***** PROVIDED RECORDS *****
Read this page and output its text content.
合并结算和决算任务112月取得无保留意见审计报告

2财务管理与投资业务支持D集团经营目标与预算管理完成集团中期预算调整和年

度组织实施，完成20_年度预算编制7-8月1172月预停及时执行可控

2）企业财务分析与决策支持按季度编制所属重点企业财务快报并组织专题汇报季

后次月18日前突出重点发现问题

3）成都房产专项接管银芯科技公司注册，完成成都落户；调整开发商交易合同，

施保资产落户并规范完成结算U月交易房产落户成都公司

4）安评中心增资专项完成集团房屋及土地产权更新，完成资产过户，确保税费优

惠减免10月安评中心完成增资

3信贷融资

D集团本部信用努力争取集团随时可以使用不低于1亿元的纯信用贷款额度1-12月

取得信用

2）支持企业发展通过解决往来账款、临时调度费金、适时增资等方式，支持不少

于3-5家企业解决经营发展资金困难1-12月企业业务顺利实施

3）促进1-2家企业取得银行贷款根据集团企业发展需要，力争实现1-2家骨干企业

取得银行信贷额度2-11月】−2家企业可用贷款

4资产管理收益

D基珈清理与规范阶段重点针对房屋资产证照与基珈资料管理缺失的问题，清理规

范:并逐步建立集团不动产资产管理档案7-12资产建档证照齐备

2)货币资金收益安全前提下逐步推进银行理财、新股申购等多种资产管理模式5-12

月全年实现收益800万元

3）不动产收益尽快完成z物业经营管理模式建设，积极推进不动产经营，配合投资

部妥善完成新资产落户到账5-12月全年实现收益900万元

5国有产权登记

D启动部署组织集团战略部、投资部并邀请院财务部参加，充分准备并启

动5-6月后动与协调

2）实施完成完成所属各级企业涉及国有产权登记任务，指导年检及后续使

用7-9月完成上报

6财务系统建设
*****
WHAT TO DO -
Repeat every record exactly as written, please.

ANSWER TO THE EXERCISE -
Read this page and output its text content.
合并结算和决算任务112月取得无保留意见审计报告

2财务管理与投资业务支持D集团经营目标与预算管理完成集团中期预算调整和年

度组织实施，完成20_年度预算编制7-8月1172月预停及时执行可控

2）企业财务分析与决策支持按季度编制所属重点企业财务快报并组织专题汇报季

后次月18日前突出重点发现问题

3）成都房产专项接管银芯科技公司注册，完成成都落户；调整开发商交易合同，

施保资产落户并规范完成结算U月交易房产落户成都公司

4）安评中心增资专项完成集团房屋及土地产权更新，完成资产过户，确保税费优

惠减免10月安评中心完成增资

3信贷融资

D集团本部信用努力争取集团随时可以使用不低于1亿元的纯信用贷款额度1-12月

取得信用

2）支持企业发展通过解决往来账款、临时调度费金、适时增资等方式，支持不少

于3-5家企业解决经营发展资金困难1-12月企业业务顺利实施

3）促进1-2家企业取得银行贷款根据集团企业发展需要，力争实现1-2家骨干企业

取得银行信贷额度2-11月】−2家企业可用贷款

4资产管理收益

D基珈清理与规范阶段重点针对房屋资产证照与基珈资料管理缺失的问题，清理规

范:并逐步建立集团不动产资产管理档案7-12资产建档证照齐备

2)货币资金收益安全前提下逐步推进银行理财、新股申购等多种资产管理模式5-12

月全年实现收益800万元

3）不动产收益尽快完成z物业经营管理模式建设，积极推进不动产经营，配合投资

部妥善完成新资产落户到账5-12月全年实现收益900万元

5国有产权登记

D启动部署组织集团战略部、投资部并邀请院财务部参加，充分准备并启

动5-6月后动与协调

2）实施完成完成所属各级企业涉及国有产权登记任务，指导年检及后续使

用7-9月完成上报

6财务系统建设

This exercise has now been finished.